◆ **Requirement**
Could you repeat all of the material below, swapping every "Hatch distance" for "Hatch spacing" and changing nothing else, while leaving the pictures out?

##########

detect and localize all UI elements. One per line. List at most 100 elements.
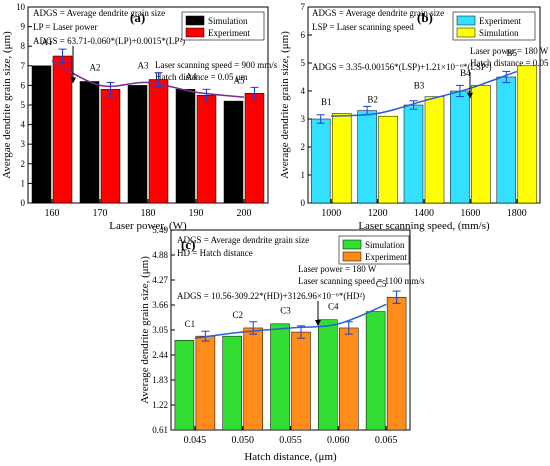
y-tick-label: 1	[21, 178, 26, 188]
bar-experiment	[52, 55, 73, 204]
bar-experiment	[291, 331, 311, 431]
bar-experiment	[244, 92, 265, 204]
point-label: C1	[185, 319, 196, 329]
y-tick-label: 4	[21, 120, 26, 130]
panel-label: (b)	[417, 10, 433, 25]
legend-label: Simulation	[479, 28, 519, 38]
point-label: B4	[460, 68, 471, 78]
bar-simulation	[471, 85, 491, 204]
y-tick-label: 0	[21, 198, 26, 208]
point-label: C5	[376, 279, 387, 289]
x-tick-label: 0.045	[184, 435, 207, 446]
annotation-text: ADGS = 3.35-0.00156*(LSP)+1.21×10⁻⁶*(LSP…	[312, 62, 492, 72]
y-tick-label: 3.05	[152, 325, 168, 335]
annotation-text: ADGS = 63.71-0.060*(LP)+0.0015*(LP²)	[33, 36, 185, 46]
y-tick-label: 0.61	[152, 425, 168, 435]
x-axis-label: Laser scanning speed, (mm/s)	[358, 220, 490, 232]
x-tick-label: 190	[189, 208, 204, 219]
point-label: B1	[321, 97, 332, 107]
x-tick-label: 0.055	[279, 435, 302, 446]
bar-simulation	[318, 319, 338, 431]
y-tick-label: 4.27	[152, 275, 168, 285]
y-tick-label: 4	[301, 86, 306, 96]
fit-curve	[331, 70, 518, 117]
x-tick-label: 0.050	[231, 435, 254, 446]
bar-simulation	[174, 339, 195, 431]
bar-experiment	[148, 79, 169, 204]
y-tick-label: 2.44	[152, 350, 168, 360]
equation-arrow-head	[315, 319, 321, 326]
annotation-text: Laser power = 180 W	[298, 264, 377, 274]
x-tick-label: 180	[141, 208, 156, 219]
x-tick-label: 170	[93, 208, 108, 219]
annotation-text: Hatch distance = 0.05 μm	[155, 72, 248, 82]
y-tick-label: 9	[21, 22, 26, 32]
x-tick-label: 1800	[507, 208, 527, 219]
y-axis-label: Average dendrite grain size, (μm)	[139, 256, 151, 404]
bar-simulation	[222, 335, 242, 431]
panel-label: (c)	[181, 237, 195, 252]
legend-swatch	[185, 27, 205, 38]
y-tick-label: 1.83	[152, 375, 168, 385]
bar-simulation	[175, 89, 196, 204]
annotation-text: Laser scanning speed = 900 mm/s	[155, 60, 278, 70]
x-axis-label: Hatch distance, (μm)	[244, 451, 337, 463]
bar-experiment	[196, 94, 217, 204]
bar-simulation	[79, 81, 100, 204]
y-tick-label: 8	[21, 41, 26, 51]
bar-simulation	[127, 85, 148, 204]
y-axis-label: Average dendrite grain size, (μm)	[279, 31, 291, 179]
chart-panel-1: 0 1 2 3 4 5 6 7 8 9 10 160 A1 170 A2 180 A3 190 A4 200 A5 ADG…	[1, 2, 278, 232]
y-tick-label: 6	[21, 80, 26, 90]
y-tick-label: 10	[16, 2, 26, 12]
legend-label: Simulation	[208, 16, 248, 26]
legend-swatch	[456, 27, 476, 38]
point-label: C3	[280, 306, 291, 316]
legend-swatch	[342, 239, 362, 250]
y-tick-label: 3	[21, 139, 26, 149]
y-tick-label: 1	[301, 170, 306, 180]
x-tick-label: 1200	[368, 208, 388, 219]
bar-simulation	[331, 113, 352, 204]
bar-experiment	[403, 104, 424, 204]
fit-curve	[51, 60, 245, 98]
bar-simulation	[517, 65, 538, 204]
bar-experiment	[339, 327, 359, 431]
chart-panel-3: 0.61 1.22 1.83 2.44 3.05 3.66 4.27 4.88 5.49 0.04…	[139, 225, 425, 463]
bar-simulation	[223, 100, 244, 204]
point-label: B3	[414, 80, 425, 90]
point-label: A5	[234, 75, 245, 85]
annotation-text: Laser power = 180 W	[470, 46, 549, 56]
equation-arrow-head	[467, 92, 473, 99]
bar-experiment	[195, 335, 216, 431]
x-axis-label: Laser power, (W)	[109, 220, 187, 232]
point-label: A4	[186, 71, 197, 81]
bar-simulation	[378, 115, 398, 204]
annotation-text: ADGS = Average dendrite grain size	[33, 8, 165, 18]
bar-simulation	[31, 65, 52, 204]
y-tick-label: 2	[21, 159, 26, 169]
bar-simulation	[270, 323, 290, 431]
annotation-text: LP = Laser power	[33, 22, 97, 32]
bar-experiment	[450, 90, 470, 204]
y-tick-label: 1.22	[152, 400, 168, 410]
y-tick-label: 3	[301, 114, 306, 124]
fit-curve	[194, 303, 387, 339]
legend-label: Experiment	[208, 28, 250, 38]
bar-experiment	[100, 89, 121, 204]
y-tick-label: 2	[301, 142, 306, 152]
annotation-text: LSP = Laser scanning speed	[312, 22, 414, 32]
y-tick-label: 5.49	[152, 225, 168, 235]
annotation-text: HD = Hatch distance	[177, 248, 253, 258]
y-axis-label: Avergae dendrite grain size, (μm)	[1, 31, 13, 179]
annotation-text: Laser scanning speed = 1100 mm/s	[298, 276, 425, 286]
y-tick-label: 0	[301, 198, 306, 208]
x-tick-label: 0.060	[327, 435, 350, 446]
legend-swatch	[185, 15, 205, 26]
bar-experiment	[310, 118, 331, 204]
legend-label: Experiment	[365, 252, 407, 262]
y-tick-label: 7	[21, 61, 26, 71]
x-tick-label: 1000	[321, 208, 341, 219]
legend-swatch	[342, 251, 362, 262]
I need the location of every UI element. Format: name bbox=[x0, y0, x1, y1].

##########

◆ **Right answer**
detect and localize all UI elements. One per line. List at most 100 elements.
y-tick-label: 1	[21, 178, 26, 188]
bar-experiment	[52, 55, 73, 204]
bar-experiment	[291, 331, 311, 431]
bar-experiment	[244, 92, 265, 204]
point-label: C1	[185, 319, 196, 329]
y-tick-label: 4	[21, 120, 26, 130]
panel-label: (b)	[417, 10, 433, 25]
legend-label: Simulation	[479, 28, 519, 38]
point-label: B4	[460, 68, 471, 78]
bar-simulation	[471, 85, 491, 204]
y-tick-label: 0	[21, 198, 26, 208]
point-label: C5	[376, 279, 387, 289]
x-tick-label: 0.045	[184, 435, 207, 446]
annotation-text: ADGS = 3.35-0.00156*(LSP)+1.21×10⁻⁶*(LSP…	[312, 62, 492, 72]
y-tick-label: 3.05	[152, 325, 168, 335]
annotation-text: ADGS = 63.71-0.060*(LP)+0.0015*(LP²)	[33, 36, 185, 46]
y-tick-label: 0.61	[152, 425, 168, 435]
x-axis-label: Laser scanning speed, (mm/s)	[358, 220, 490, 232]
x-tick-label: 190	[189, 208, 204, 219]
point-label: B1	[321, 97, 332, 107]
x-tick-label: 0.055	[279, 435, 302, 446]
bar-simulation	[318, 319, 338, 431]
y-tick-label: 4.27	[152, 275, 168, 285]
y-tick-label: 4	[301, 86, 306, 96]
fit-curve	[331, 70, 518, 117]
x-tick-label: 0.050	[231, 435, 254, 446]
bar-simulation	[174, 339, 195, 431]
bar-experiment	[148, 79, 169, 204]
y-tick-label: 2.44	[152, 350, 168, 360]
equation-arrow-head	[315, 319, 321, 326]
annotation-text: Laser power = 180 W	[298, 264, 377, 274]
x-tick-label: 180	[141, 208, 156, 219]
x-tick-label: 170	[93, 208, 108, 219]
annotation-text: Hatch spacing = 0.05 μm	[155, 72, 248, 82]
y-tick-label: 9	[21, 22, 26, 32]
x-tick-label: 1800	[507, 208, 527, 219]
y-axis-label: Average dendrite grain size, (μm)	[139, 256, 151, 404]
bar-simulation	[222, 335, 242, 431]
panel-label: (c)	[181, 237, 195, 252]
legend-swatch	[185, 27, 205, 38]
y-tick-label: 1.83	[152, 375, 168, 385]
bar-simulation	[175, 89, 196, 204]
annotation-text: Laser scanning speed = 900 mm/s	[155, 60, 278, 70]
x-axis-label: Hatch spacing, (μm)	[244, 451, 337, 463]
bar-experiment	[196, 94, 217, 204]
bar-simulation	[79, 81, 100, 204]
y-tick-label: 8	[21, 41, 26, 51]
bar-simulation	[127, 85, 148, 204]
y-axis-label: Average dendrite grain size, (μm)	[279, 31, 291, 179]
chart-panel-1: 0 1 2 3 4 5 6 7 8 9 10 160 A1 170 A2 180 A3 190 A4 200 A5 ADG…	[1, 2, 278, 232]
y-tick-label: 6	[21, 80, 26, 90]
y-tick-label: 10	[16, 2, 26, 12]
legend-label: Simulation	[208, 16, 248, 26]
legend-swatch	[456, 27, 476, 38]
point-label: C3	[280, 306, 291, 316]
legend-swatch	[342, 239, 362, 250]
y-tick-label: 3	[21, 139, 26, 149]
y-tick-label: 1	[301, 170, 306, 180]
x-tick-label: 1200	[368, 208, 388, 219]
bar-simulation	[331, 113, 352, 204]
bar-experiment	[403, 104, 424, 204]
fit-curve	[51, 60, 245, 98]
bar-simulation	[517, 65, 538, 204]
bar-experiment	[339, 327, 359, 431]
chart-panel-3: 0.61 1.22 1.83 2.44 3.05 3.66 4.27 4.88 5.49 0.04…	[139, 225, 425, 463]
bar-simulation	[223, 100, 244, 204]
point-label: B3	[414, 80, 425, 90]
point-label: A5	[234, 75, 245, 85]
annotation-text: Laser power = 180 W	[470, 46, 549, 56]
equation-arrow-head	[467, 92, 473, 99]
bar-experiment	[195, 335, 216, 431]
x-axis-label: Laser power, (W)	[109, 220, 187, 232]
point-label: A4	[186, 71, 197, 81]
bar-simulation	[378, 115, 398, 204]
annotation-text: ADGS = Average dendrite grain size	[33, 8, 165, 18]
bar-simulation	[31, 65, 52, 204]
y-tick-label: 2	[21, 159, 26, 169]
bar-simulation	[270, 323, 290, 431]
annotation-text: LP = Laser power	[33, 22, 97, 32]
bar-experiment	[450, 90, 470, 204]
y-tick-label: 1.22	[152, 400, 168, 410]
y-tick-label: 3	[301, 114, 306, 124]
fit-curve	[194, 303, 387, 339]
legend-label: Experiment	[208, 28, 250, 38]
bar-experiment	[100, 89, 121, 204]
y-tick-label: 2	[301, 142, 306, 152]
annotation-text: LSP = Laser scanning speed	[312, 22, 414, 32]
y-tick-label: 5.49	[152, 225, 168, 235]
annotation-text: HD = Hatch spacing	[177, 248, 253, 258]
y-axis-label: Avergae dendrite grain size, (μm)	[1, 31, 13, 179]
annotation-text: Laser scanning speed = 1100 mm/s	[298, 276, 425, 286]
y-tick-label: 0	[301, 198, 306, 208]
x-tick-label: 0.060	[327, 435, 350, 446]
legend-swatch	[185, 15, 205, 26]
bar-experiment	[310, 118, 331, 204]
legend-label: Experiment	[365, 252, 407, 262]
y-tick-label: 7	[21, 61, 26, 71]
x-tick-label: 1000	[321, 208, 341, 219]
legend-swatch	[342, 251, 362, 262]
I need the location of every UI element. Format: name bbox=[x0, y0, x1, y1].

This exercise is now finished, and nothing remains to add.